§ **TASK TO COMPLETE**
Below are some records. Say how many of their lines include the string "Hernandes", giving only the number.

§ **TASK INPUT**
• • • •

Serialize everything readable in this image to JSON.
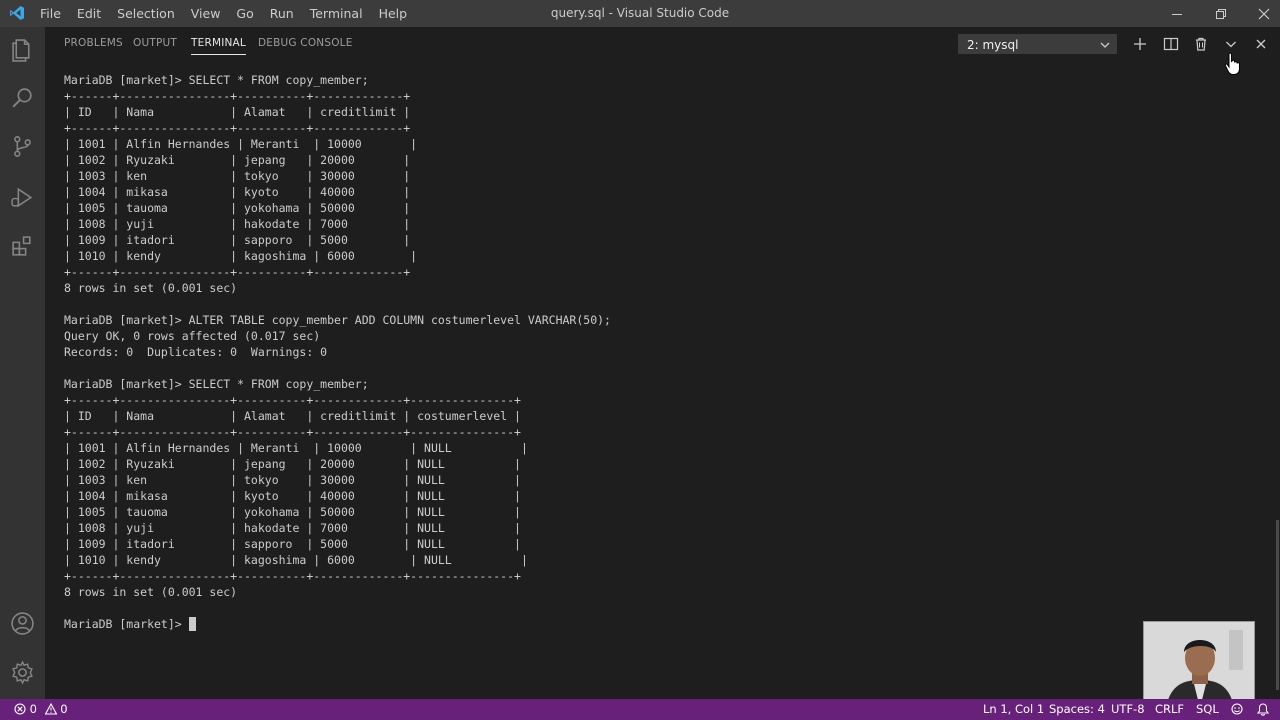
{
  "window": {
    "title": "query.sql - Visual Studio Code",
    "menu": [
      "File",
      "Edit",
      "Selection",
      "View",
      "Go",
      "Run",
      "Terminal",
      "Help"
    ]
  },
  "activity_bar": {
    "icons": [
      "files-icon",
      "search-icon",
      "source-control-icon",
      "run-debug-icon",
      "extensions-icon",
      "account-icon",
      "settings-gear-icon"
    ]
  },
  "panel": {
    "tabs": [
      "PROBLEMS",
      "OUTPUT",
      "TERMINAL",
      "DEBUG CONSOLE"
    ],
    "active_tab": "TERMINAL",
    "terminal_select": "2: mysql"
  },
  "terminal": {
    "lines": [
      "MariaDB [market]> SELECT * FROM copy_member;",
      "+------+----------------+----------+-------------+",
      "| ID   | Nama           | Alamat   | creditlimit |",
      "+------+----------------+----------+-------------+",
      "| 1001 | Alfin Hernandes | Meranti  | 10000       |",
      "| 1002 | Ryuzaki        | jepang   | 20000       |",
      "| 1003 | ken            | tokyo    | 30000       |",
      "| 1004 | mikasa         | kyoto    | 40000       |",
      "| 1005 | tauoma         | yokohama | 50000       |",
      "| 1008 | yuji           | hakodate | 7000        |",
      "| 1009 | itadori        | sapporo  | 5000        |",
      "| 1010 | kendy          | kagoshima | 6000        |",
      "+------+----------------+----------+-------------+",
      "8 rows in set (0.001 sec)",
      "",
      "MariaDB [market]> ALTER TABLE copy_member ADD COLUMN costumerlevel VARCHAR(50);",
      "Query OK, 0 rows affected (0.017 sec)",
      "Records: 0  Duplicates: 0  Warnings: 0",
      "",
      "MariaDB [market]> SELECT * FROM copy_member;",
      "+------+----------------+----------+-------------+---------------+",
      "| ID   | Nama           | Alamat   | creditlimit | costumerlevel |",
      "+------+----------------+----------+-------------+---------------+",
      "| 1001 | Alfin Hernandes | Meranti  | 10000       | NULL          |",
      "| 1002 | Ryuzaki        | jepang   | 20000       | NULL          |",
      "| 1003 | ken            | tokyo    | 30000       | NULL          |",
      "| 1004 | mikasa         | kyoto    | 40000       | NULL          |",
      "| 1005 | tauoma         | yokohama | 50000       | NULL          |",
      "| 1008 | yuji           | hakodate | 7000        | NULL          |",
      "| 1009 | itadori        | sapporo  | 5000        | NULL          |",
      "| 1010 | kendy          | kagoshima | 6000        | NULL          |",
      "+------+----------------+----------+-------------+---------------+",
      "8 rows in set (0.001 sec)",
      ""
    ],
    "prompt": "MariaDB [market]> "
  },
  "status_bar": {
    "errors": "0",
    "warnings": "0",
    "position": "Ln 1, Col 1",
    "spaces": "Spaces: 4",
    "encoding": "UTF-8",
    "eol": "CRLF",
    "language": "SQL"
  },
  "colors": {
    "status_bar": "#68217a",
    "title_bar": "#3c3c3c",
    "activity_bar": "#333333",
    "background": "#1e1e1e",
    "vscode_blue": "#3ba7e5"
  }
}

• • • •

§ **WRITTEN RESPONSE**
2